◆ **Record set**
++++

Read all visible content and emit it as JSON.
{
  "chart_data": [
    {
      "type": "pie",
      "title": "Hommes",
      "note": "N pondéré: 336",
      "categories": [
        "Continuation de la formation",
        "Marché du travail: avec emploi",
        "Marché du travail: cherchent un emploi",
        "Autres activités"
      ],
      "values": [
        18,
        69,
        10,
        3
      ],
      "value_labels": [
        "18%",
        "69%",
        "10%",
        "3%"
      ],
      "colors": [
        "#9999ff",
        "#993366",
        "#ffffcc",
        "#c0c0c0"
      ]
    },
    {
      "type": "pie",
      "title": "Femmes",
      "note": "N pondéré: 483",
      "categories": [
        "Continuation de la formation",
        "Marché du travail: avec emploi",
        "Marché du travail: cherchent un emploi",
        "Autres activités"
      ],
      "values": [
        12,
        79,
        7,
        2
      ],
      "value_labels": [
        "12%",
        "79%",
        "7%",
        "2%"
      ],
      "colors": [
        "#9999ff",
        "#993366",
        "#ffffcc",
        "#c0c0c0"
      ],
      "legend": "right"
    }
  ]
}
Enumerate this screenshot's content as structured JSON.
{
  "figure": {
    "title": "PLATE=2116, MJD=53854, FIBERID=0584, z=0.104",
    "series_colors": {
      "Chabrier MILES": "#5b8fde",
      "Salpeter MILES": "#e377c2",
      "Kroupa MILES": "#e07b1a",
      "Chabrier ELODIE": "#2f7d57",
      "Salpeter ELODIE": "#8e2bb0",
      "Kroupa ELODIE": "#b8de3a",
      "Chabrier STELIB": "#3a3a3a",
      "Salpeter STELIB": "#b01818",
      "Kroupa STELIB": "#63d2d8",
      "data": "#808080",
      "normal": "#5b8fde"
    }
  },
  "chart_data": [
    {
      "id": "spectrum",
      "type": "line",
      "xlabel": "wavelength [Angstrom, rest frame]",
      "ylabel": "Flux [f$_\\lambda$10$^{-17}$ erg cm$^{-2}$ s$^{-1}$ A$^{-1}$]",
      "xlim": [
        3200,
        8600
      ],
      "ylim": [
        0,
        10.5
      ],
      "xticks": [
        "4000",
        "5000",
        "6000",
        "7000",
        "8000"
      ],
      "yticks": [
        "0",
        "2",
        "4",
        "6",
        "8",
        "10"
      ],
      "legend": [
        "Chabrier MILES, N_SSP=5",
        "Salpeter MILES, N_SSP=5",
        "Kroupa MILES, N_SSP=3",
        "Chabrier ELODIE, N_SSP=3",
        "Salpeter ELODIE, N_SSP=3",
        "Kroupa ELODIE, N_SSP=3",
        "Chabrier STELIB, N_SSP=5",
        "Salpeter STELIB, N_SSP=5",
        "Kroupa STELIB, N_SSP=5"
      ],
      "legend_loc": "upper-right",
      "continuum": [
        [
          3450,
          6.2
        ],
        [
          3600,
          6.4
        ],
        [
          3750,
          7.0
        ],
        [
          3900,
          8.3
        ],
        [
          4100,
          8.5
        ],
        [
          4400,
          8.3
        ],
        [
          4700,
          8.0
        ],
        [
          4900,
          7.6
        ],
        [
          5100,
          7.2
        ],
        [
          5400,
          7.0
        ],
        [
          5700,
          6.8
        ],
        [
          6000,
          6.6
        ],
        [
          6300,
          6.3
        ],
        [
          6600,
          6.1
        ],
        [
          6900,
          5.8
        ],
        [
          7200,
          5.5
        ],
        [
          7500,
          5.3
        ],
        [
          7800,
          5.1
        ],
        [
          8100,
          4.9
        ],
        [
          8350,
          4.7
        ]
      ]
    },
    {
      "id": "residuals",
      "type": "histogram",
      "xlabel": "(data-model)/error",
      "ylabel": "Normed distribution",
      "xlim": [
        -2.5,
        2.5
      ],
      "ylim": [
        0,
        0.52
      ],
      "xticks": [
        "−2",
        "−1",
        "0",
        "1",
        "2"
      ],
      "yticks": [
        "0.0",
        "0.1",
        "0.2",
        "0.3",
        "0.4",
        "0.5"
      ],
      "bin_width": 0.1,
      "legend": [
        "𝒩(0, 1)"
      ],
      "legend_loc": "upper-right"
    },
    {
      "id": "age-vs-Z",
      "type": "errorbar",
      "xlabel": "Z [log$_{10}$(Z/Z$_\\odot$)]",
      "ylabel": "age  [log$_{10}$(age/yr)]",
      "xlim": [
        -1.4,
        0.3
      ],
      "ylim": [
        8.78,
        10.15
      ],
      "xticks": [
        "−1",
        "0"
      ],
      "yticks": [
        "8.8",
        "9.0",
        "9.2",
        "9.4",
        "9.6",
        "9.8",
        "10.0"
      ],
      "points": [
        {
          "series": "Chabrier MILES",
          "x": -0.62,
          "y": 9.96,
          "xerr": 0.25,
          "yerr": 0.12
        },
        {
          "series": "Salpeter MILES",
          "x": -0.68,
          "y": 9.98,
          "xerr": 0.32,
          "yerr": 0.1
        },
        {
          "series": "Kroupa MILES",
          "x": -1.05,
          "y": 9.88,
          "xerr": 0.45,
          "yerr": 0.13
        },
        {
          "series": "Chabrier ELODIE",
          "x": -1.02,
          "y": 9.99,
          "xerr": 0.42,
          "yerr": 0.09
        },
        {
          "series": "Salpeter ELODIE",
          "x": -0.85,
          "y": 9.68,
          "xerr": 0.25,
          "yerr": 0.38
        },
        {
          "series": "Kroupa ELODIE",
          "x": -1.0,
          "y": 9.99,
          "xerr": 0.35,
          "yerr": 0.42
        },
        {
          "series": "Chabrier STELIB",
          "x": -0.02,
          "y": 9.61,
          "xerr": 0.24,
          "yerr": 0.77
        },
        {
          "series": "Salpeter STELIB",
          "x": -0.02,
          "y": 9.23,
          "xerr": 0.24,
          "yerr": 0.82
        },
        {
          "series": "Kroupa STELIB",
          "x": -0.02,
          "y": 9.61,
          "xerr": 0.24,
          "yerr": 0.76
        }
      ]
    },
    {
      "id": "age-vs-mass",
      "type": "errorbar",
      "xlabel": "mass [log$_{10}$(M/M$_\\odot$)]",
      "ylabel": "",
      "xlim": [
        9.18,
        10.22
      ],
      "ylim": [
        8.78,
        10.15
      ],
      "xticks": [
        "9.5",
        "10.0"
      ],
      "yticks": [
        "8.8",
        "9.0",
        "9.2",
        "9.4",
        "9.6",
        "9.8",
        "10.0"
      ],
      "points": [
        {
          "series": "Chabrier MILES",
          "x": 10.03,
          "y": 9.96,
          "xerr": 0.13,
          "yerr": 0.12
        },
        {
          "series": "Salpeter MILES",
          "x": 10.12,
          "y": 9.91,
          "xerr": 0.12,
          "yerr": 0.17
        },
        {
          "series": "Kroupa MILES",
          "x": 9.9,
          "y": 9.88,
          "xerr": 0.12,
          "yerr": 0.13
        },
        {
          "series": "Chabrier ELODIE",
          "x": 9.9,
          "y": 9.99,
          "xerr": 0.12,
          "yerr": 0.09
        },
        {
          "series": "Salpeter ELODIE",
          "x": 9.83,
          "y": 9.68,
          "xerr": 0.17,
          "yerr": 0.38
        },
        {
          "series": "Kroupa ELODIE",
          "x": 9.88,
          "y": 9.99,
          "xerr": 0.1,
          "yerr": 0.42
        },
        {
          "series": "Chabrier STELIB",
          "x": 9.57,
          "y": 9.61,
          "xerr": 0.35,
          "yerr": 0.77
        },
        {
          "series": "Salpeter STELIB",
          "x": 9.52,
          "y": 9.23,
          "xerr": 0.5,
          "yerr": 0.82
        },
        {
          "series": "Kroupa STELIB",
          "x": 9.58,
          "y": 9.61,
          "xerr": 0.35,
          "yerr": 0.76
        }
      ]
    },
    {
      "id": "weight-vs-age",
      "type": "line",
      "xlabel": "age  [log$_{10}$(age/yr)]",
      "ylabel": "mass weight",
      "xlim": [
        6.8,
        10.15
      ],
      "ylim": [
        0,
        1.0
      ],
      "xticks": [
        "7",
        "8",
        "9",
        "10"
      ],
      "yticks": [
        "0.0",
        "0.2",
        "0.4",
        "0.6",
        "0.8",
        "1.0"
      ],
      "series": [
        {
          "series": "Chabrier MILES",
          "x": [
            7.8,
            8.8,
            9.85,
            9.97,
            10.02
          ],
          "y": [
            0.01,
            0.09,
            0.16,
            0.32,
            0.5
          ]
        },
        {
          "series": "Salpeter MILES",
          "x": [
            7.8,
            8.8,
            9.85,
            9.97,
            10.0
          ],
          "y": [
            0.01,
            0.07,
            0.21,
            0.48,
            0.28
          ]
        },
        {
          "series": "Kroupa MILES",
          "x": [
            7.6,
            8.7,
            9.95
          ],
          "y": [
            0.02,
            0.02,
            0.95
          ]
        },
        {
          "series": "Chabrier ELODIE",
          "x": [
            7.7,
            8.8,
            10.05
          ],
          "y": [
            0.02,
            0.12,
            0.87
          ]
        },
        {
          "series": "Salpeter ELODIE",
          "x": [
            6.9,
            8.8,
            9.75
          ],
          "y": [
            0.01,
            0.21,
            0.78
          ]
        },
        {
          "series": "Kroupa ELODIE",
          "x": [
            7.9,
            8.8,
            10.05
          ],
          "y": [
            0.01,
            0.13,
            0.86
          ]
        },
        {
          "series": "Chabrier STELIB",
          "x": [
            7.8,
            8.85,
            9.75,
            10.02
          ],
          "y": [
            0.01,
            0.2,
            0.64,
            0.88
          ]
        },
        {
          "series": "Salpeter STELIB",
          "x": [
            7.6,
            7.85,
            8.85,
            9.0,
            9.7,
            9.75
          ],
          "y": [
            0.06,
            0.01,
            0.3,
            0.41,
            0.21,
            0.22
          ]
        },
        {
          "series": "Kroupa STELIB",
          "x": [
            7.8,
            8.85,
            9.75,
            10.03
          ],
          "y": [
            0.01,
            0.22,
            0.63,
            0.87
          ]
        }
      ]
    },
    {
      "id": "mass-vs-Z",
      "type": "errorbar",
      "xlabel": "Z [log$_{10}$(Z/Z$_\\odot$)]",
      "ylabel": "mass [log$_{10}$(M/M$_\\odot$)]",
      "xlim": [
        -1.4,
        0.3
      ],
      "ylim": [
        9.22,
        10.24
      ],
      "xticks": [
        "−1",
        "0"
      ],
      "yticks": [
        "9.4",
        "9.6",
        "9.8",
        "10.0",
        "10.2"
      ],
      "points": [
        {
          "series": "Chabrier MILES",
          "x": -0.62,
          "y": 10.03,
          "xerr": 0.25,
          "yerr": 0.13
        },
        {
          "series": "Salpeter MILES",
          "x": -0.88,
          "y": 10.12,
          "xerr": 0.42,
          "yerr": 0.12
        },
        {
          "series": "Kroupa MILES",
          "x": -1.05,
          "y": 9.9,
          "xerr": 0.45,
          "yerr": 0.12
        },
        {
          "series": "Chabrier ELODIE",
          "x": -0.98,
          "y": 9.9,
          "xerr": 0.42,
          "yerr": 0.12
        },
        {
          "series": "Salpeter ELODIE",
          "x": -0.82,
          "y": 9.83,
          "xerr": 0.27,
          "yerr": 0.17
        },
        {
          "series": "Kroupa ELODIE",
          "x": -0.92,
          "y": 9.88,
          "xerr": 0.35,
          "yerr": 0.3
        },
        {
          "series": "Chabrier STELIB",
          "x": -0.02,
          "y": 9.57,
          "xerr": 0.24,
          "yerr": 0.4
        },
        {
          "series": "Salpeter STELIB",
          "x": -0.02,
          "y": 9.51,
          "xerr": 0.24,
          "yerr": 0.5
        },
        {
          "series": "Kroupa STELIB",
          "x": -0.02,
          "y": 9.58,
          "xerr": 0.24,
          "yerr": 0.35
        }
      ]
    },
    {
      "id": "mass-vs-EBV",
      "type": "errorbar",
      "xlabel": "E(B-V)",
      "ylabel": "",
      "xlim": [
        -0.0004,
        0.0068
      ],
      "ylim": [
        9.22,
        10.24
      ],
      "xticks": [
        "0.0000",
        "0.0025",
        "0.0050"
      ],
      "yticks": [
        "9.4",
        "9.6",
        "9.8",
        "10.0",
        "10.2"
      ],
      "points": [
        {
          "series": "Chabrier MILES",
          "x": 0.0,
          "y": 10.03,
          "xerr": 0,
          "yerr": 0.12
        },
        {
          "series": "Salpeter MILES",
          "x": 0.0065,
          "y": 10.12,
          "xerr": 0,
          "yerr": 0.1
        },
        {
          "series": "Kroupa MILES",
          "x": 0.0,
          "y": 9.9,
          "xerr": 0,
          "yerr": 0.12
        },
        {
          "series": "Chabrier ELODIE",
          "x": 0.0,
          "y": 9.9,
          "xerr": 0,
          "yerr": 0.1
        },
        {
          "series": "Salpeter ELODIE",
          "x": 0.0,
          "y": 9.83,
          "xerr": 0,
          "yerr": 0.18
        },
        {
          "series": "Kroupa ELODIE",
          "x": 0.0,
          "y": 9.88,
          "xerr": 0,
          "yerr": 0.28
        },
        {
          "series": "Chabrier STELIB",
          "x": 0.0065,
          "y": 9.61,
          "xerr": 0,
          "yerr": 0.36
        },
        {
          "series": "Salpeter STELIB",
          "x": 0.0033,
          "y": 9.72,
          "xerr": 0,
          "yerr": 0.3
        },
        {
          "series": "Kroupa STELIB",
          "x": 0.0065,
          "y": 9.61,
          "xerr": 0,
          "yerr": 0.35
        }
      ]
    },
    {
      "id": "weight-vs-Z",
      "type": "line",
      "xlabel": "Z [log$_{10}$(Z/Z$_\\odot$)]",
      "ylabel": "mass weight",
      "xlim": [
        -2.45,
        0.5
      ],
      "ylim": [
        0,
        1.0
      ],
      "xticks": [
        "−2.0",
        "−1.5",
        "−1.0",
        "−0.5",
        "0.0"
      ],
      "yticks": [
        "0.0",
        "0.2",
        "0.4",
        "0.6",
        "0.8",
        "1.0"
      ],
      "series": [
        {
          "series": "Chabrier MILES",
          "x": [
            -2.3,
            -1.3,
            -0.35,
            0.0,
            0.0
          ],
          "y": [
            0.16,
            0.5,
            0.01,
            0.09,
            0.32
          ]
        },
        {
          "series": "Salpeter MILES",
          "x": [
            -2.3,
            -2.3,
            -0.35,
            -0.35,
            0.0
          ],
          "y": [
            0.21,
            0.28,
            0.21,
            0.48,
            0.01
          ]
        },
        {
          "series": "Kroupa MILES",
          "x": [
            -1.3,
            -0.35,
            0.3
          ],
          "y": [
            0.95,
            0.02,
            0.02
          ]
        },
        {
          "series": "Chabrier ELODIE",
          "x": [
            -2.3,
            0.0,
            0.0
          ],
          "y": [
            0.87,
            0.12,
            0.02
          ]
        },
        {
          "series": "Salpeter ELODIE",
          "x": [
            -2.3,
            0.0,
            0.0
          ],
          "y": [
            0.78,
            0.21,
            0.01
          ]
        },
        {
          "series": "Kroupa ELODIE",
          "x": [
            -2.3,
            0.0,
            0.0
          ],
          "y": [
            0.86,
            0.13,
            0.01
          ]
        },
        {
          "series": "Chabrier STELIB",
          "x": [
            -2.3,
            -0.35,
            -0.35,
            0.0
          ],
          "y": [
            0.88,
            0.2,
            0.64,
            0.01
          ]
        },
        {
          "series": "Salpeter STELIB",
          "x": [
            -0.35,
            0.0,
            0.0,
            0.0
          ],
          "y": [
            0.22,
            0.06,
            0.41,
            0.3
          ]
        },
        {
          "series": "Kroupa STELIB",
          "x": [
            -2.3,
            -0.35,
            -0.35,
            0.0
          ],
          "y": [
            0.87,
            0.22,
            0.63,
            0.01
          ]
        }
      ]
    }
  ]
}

++++

◆ **Work to complete**
From the data above, copy each line where the string "pondéré" appears.

◆ **Reply to the exercise**
      "note": "N pondéré: 336",
      "note": "N pondéré: 483",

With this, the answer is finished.